## EXERCISE DESCRIPTION
Quote each of the lines below word for word, with every box coordinate unchanged.

---- MATERIAL PROVIDED

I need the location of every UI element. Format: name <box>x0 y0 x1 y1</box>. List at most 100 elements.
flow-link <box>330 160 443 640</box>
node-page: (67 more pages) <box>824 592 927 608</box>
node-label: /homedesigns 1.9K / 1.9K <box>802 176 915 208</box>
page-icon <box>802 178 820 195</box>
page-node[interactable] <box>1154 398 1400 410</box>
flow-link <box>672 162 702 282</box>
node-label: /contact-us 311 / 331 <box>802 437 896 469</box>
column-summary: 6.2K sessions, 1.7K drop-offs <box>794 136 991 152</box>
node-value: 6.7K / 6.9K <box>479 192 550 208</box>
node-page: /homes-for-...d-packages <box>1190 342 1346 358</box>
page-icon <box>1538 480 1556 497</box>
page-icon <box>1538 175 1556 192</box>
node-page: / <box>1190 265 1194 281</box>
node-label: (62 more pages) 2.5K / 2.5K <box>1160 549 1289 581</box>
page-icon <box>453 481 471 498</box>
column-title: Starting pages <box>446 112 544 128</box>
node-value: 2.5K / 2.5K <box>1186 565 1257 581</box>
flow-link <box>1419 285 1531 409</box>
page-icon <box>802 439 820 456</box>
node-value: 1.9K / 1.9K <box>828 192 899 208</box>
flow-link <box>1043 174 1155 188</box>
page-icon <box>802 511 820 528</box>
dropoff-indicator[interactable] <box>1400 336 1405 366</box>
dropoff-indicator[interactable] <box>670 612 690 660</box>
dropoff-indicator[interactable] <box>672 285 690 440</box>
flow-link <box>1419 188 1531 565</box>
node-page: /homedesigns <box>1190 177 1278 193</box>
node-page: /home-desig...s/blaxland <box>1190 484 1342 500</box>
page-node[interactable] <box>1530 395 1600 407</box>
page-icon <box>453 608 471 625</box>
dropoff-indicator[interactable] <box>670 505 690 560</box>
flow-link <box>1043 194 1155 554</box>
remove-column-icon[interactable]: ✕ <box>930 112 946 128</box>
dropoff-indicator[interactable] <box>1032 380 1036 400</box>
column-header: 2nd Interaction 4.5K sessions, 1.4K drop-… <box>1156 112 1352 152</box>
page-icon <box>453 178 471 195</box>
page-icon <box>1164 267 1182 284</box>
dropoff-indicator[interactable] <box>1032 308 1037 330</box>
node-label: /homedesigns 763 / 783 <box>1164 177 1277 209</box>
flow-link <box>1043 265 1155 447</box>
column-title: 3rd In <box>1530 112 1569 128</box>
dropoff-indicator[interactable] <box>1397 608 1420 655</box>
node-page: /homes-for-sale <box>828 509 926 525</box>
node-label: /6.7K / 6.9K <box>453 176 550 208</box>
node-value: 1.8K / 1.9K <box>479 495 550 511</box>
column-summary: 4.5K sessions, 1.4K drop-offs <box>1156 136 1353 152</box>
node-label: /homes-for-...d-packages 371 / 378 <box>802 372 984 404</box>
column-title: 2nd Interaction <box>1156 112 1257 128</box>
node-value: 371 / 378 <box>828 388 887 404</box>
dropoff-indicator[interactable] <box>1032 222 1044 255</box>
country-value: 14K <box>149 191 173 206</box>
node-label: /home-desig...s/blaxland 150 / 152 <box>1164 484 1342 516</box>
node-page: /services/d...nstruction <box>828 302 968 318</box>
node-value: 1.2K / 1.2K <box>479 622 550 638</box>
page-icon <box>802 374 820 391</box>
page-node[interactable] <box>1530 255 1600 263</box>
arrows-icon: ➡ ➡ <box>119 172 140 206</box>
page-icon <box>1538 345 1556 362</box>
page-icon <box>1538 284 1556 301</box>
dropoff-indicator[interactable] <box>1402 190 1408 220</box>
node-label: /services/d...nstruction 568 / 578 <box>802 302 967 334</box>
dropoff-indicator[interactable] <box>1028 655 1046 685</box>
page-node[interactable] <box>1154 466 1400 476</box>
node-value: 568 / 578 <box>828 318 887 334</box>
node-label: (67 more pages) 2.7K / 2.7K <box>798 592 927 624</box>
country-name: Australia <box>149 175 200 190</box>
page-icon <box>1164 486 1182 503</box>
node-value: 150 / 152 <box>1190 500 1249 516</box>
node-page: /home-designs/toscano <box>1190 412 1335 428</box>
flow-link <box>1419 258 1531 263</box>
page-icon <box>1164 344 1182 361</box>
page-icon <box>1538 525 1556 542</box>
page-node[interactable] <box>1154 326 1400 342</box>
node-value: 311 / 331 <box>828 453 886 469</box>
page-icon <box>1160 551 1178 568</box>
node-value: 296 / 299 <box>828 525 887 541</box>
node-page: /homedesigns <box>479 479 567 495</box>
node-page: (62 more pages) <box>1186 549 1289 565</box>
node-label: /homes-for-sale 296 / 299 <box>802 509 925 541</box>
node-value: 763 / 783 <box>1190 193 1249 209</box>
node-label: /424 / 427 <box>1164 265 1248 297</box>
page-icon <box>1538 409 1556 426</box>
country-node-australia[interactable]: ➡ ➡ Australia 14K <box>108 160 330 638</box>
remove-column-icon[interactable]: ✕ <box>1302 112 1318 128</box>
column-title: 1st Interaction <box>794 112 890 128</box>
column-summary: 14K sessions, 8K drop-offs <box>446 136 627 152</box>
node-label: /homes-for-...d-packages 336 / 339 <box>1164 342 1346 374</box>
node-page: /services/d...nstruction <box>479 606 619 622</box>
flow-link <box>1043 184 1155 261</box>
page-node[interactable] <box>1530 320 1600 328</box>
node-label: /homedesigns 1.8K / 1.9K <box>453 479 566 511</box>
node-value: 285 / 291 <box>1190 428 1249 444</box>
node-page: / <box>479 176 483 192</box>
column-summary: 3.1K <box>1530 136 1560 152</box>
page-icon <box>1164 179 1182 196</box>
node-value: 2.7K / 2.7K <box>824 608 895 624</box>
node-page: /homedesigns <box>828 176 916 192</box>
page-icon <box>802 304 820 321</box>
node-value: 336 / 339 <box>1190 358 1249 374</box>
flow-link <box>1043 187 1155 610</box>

--------

## WRITTEN SOLUTION
I need the location of every UI element. Format: name <box>x0 y0 x1 y1</box>. List at most 100 elements.
flow-link <box>330 160 443 640</box>
node-page: (67 more pages) <box>824 592 927 608</box>
node-label: /homedesigns 1.9K / 1.9K <box>802 176 915 208</box>
page-icon <box>802 178 820 195</box>
page-node[interactable] <box>1154 398 1400 410</box>
flow-link <box>672 162 702 282</box>
node-label: /contact-us 311 / 331 <box>802 437 896 469</box>
column-summary: 6.2K sessions, 1.7K drop-offs <box>794 136 991 152</box>
node-value: 6.7K / 6.9K <box>479 192 550 208</box>
node-page: /homes-for-...d-packages <box>1190 342 1346 358</box>
page-icon <box>1538 480 1556 497</box>
page-icon <box>1538 175 1556 192</box>
node-page: / <box>1190 265 1194 281</box>
node-label: (62 more pages) 2.5K / 2.5K <box>1160 549 1289 581</box>
page-icon <box>453 481 471 498</box>
column-title: Starting pages <box>446 112 544 128</box>
node-value: 2.5K / 2.5K <box>1186 565 1257 581</box>
flow-link <box>1419 285 1531 409</box>
page-icon <box>802 439 820 456</box>
node-value: 1.9K / 1.9K <box>828 192 899 208</box>
flow-link <box>1043 174 1155 188</box>
page-icon <box>802 511 820 528</box>
dropoff-indicator[interactable] <box>1400 336 1405 366</box>
dropoff-indicator[interactable] <box>670 612 690 660</box>
dropoff-indicator[interactable] <box>672 285 690 440</box>
flow-link <box>1419 188 1531 565</box>
node-page: /homedesigns <box>1190 177 1278 193</box>
node-page: /home-desig...s/blaxland <box>1190 484 1342 500</box>
page-node[interactable] <box>1530 395 1600 407</box>
page-icon <box>453 608 471 625</box>
dropoff-indicator[interactable] <box>670 505 690 560</box>
flow-link <box>1043 194 1155 554</box>
remove-column-icon[interactable]: ✕ <box>930 112 946 128</box>
dropoff-indicator[interactable] <box>1032 380 1036 400</box>
column-header: 2nd Interaction 4.5K sessions, 1.4K drop-… <box>1156 112 1352 152</box>
page-icon <box>453 178 471 195</box>
page-icon <box>1164 267 1182 284</box>
dropoff-indicator[interactable] <box>1032 308 1037 330</box>
node-label: /homedesigns 763 / 783 <box>1164 177 1277 209</box>
flow-link <box>1043 265 1155 447</box>
column-title: 3rd In <box>1530 112 1569 128</box>
dropoff-indicator[interactable] <box>1397 608 1420 655</box>
node-page: /homes-for-sale <box>828 509 926 525</box>
node-label: /6.7K / 6.9K <box>453 176 550 208</box>
node-value: 1.8K / 1.9K <box>479 495 550 511</box>
column-summary: 4.5K sessions, 1.4K drop-offs <box>1156 136 1353 152</box>
node-label: /homes-for-...d-packages 371 / 378 <box>802 372 984 404</box>
column-title: 2nd Interaction <box>1156 112 1257 128</box>
node-value: 371 / 378 <box>828 388 887 404</box>
dropoff-indicator[interactable] <box>1032 222 1044 255</box>
country-value: 14K <box>149 191 173 206</box>
node-label: /home-desig...s/blaxland 150 / 152 <box>1164 484 1342 516</box>
node-page: /services/d...nstruction <box>828 302 968 318</box>
node-value: 1.2K / 1.2K <box>479 622 550 638</box>
page-icon <box>802 374 820 391</box>
page-node[interactable] <box>1530 255 1600 263</box>
arrows-icon: ➡ ➡ <box>119 172 140 206</box>
page-icon <box>1538 345 1556 362</box>
page-icon <box>1538 284 1556 301</box>
dropoff-indicator[interactable] <box>1402 190 1408 220</box>
node-label: /services/d...nstruction 568 / 578 <box>802 302 967 334</box>
dropoff-indicator[interactable] <box>1028 655 1046 685</box>
page-node[interactable] <box>1154 466 1400 476</box>
node-value: 568 / 578 <box>828 318 887 334</box>
node-label: (67 more pages) 2.7K / 2.7K <box>798 592 927 624</box>
country-name: Australia <box>149 175 200 190</box>
page-icon <box>1164 486 1182 503</box>
node-value: 150 / 152 <box>1190 500 1249 516</box>
node-page: /home-designs/toscano <box>1190 412 1335 428</box>
flow-link <box>1419 258 1531 263</box>
page-icon <box>1164 344 1182 361</box>
page-icon <box>1538 525 1556 542</box>
page-node[interactable] <box>1154 326 1400 342</box>
node-value: 311 / 331 <box>828 453 886 469</box>
page-icon <box>1160 551 1178 568</box>
node-value: 296 / 299 <box>828 525 887 541</box>
node-page: /homedesigns <box>479 479 567 495</box>
node-page: (62 more pages) <box>1186 549 1289 565</box>
node-label: /homes-for-sale 296 / 299 <box>802 509 925 541</box>
node-value: 763 / 783 <box>1190 193 1249 209</box>
node-label: /424 / 427 <box>1164 265 1248 297</box>
page-icon <box>1538 409 1556 426</box>
country-node-australia[interactable]: ➡ ➡ Australia 14K <box>108 160 330 638</box>
remove-column-icon[interactable]: ✕ <box>1302 112 1318 128</box>
column-title: 1st Interaction <box>794 112 890 128</box>
column-summary: 14K sessions, 8K drop-offs <box>446 136 627 152</box>
node-label: /homes-for-...d-packages 336 / 339 <box>1164 342 1346 374</box>
node-page: /services/d...nstruction <box>479 606 619 622</box>
flow-link <box>1043 184 1155 261</box>
page-node[interactable] <box>1530 320 1600 328</box>
node-label: /homedesigns 1.8K / 1.9K <box>453 479 566 511</box>
node-value: 285 / 291 <box>1190 428 1249 444</box>
node-page: / <box>479 176 483 192</box>
column-summary: 3.1K <box>1530 136 1560 152</box>
page-icon <box>1164 179 1182 196</box>
node-value: 2.7K / 2.7K <box>824 608 895 624</box>
node-page: /homedesigns <box>828 176 916 192</box>
page-icon <box>802 304 820 321</box>
node-value: 336 / 339 <box>1190 358 1249 374</box>
flow-link <box>1043 187 1155 610</box>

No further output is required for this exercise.